REQUIREMENT: Scan the data below and pick out the lines containing the word "after".

MATERIAL PROVIDED:
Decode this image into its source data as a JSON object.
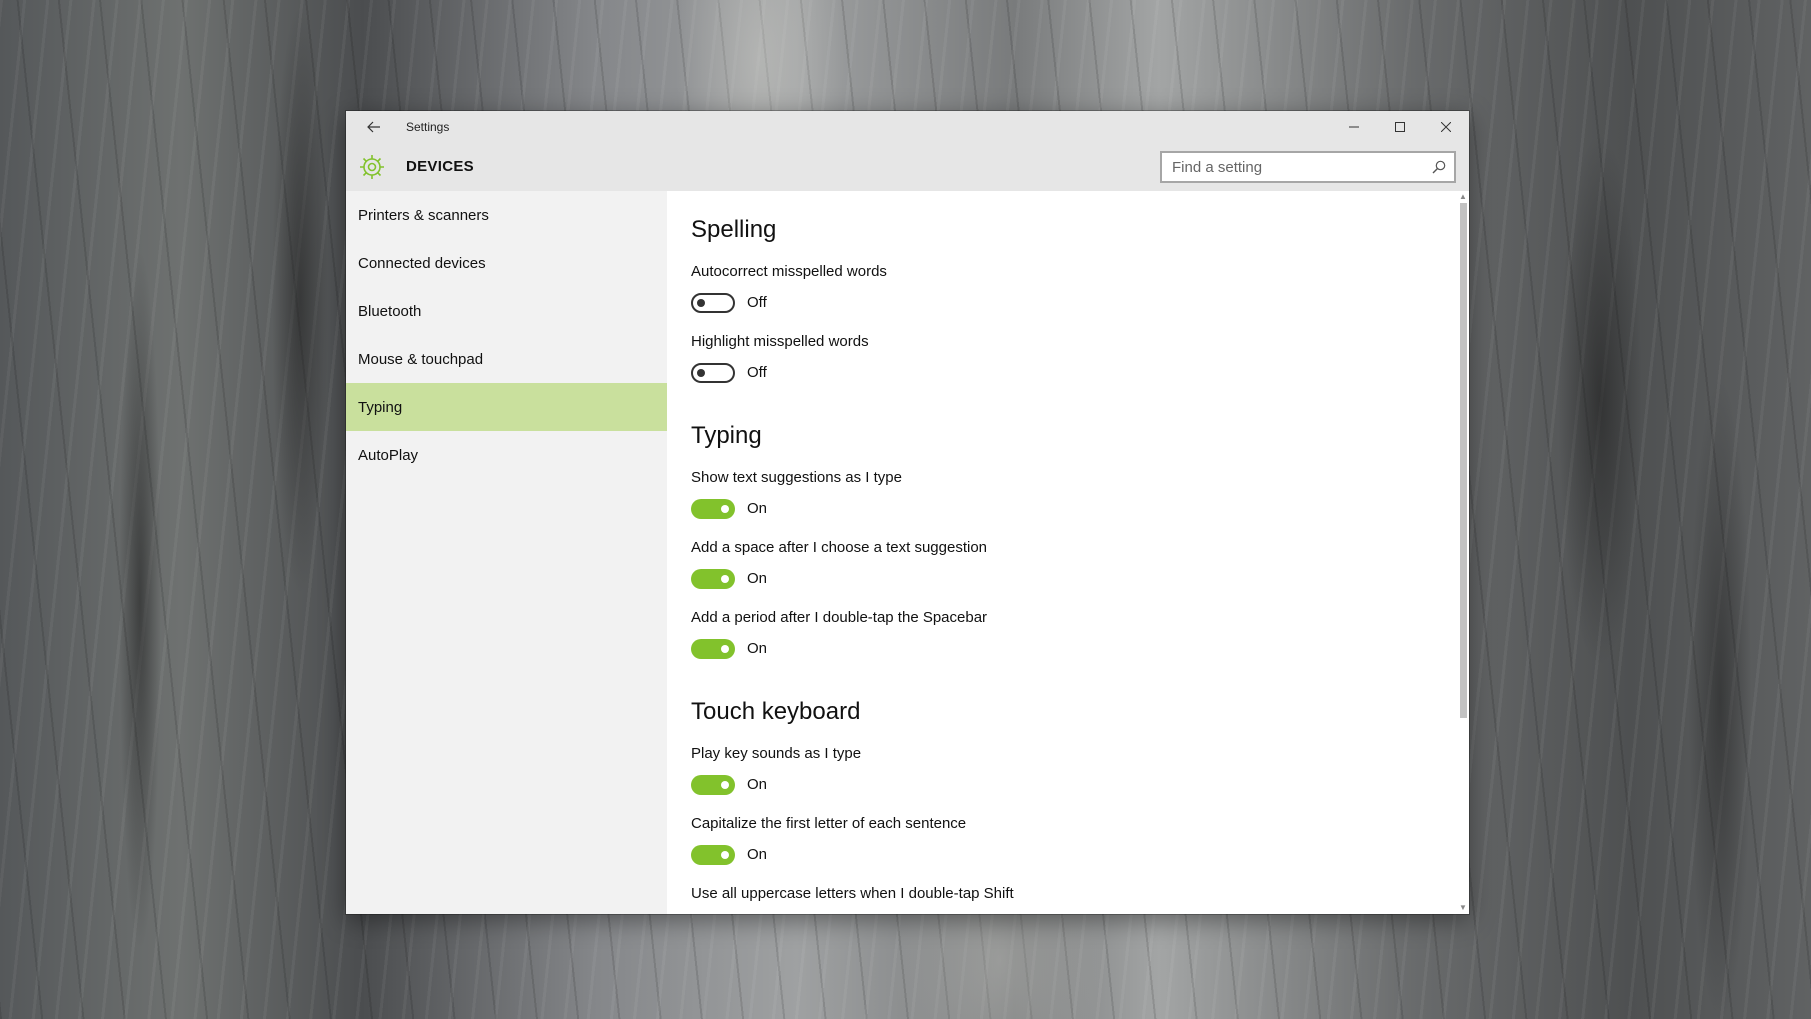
{
  "window": {
    "title": "Settings",
    "section": "DEVICES"
  },
  "search": {
    "placeholder": "Find a setting"
  },
  "sidebar": {
    "items": [
      {
        "label": "Printers & scanners"
      },
      {
        "label": "Connected devices"
      },
      {
        "label": "Bluetooth"
      },
      {
        "label": "Mouse & touchpad"
      },
      {
        "label": "Typing",
        "selected": true
      },
      {
        "label": "AutoPlay"
      }
    ]
  },
  "content": {
    "groups": [
      {
        "title": "Spelling",
        "settings": [
          {
            "label": "Autocorrect misspelled words",
            "state": "Off"
          },
          {
            "label": "Highlight misspelled words",
            "state": "Off"
          }
        ]
      },
      {
        "title": "Typing",
        "settings": [
          {
            "label": "Show text suggestions as I type",
            "state": "On"
          },
          {
            "label": "Add a space after I choose a text suggestion",
            "state": "On"
          },
          {
            "label": "Add a period after I double-tap the Spacebar",
            "state": "On"
          }
        ]
      },
      {
        "title": "Touch keyboard",
        "settings": [
          {
            "label": "Play key sounds as I type",
            "state": "On"
          },
          {
            "label": "Capitalize the first letter of each sentence",
            "state": "On"
          },
          {
            "label": "Use all uppercase letters when I double-tap Shift"
          }
        ]
      }
    ]
  },
  "colors": {
    "accent": "#82c22c",
    "selection": "#c9e09d"
  }
}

FULL ANSWER:
            "label": "Add a space after I choose a text suggestion",
            "label": "Add a period after I double-tap the Spacebar",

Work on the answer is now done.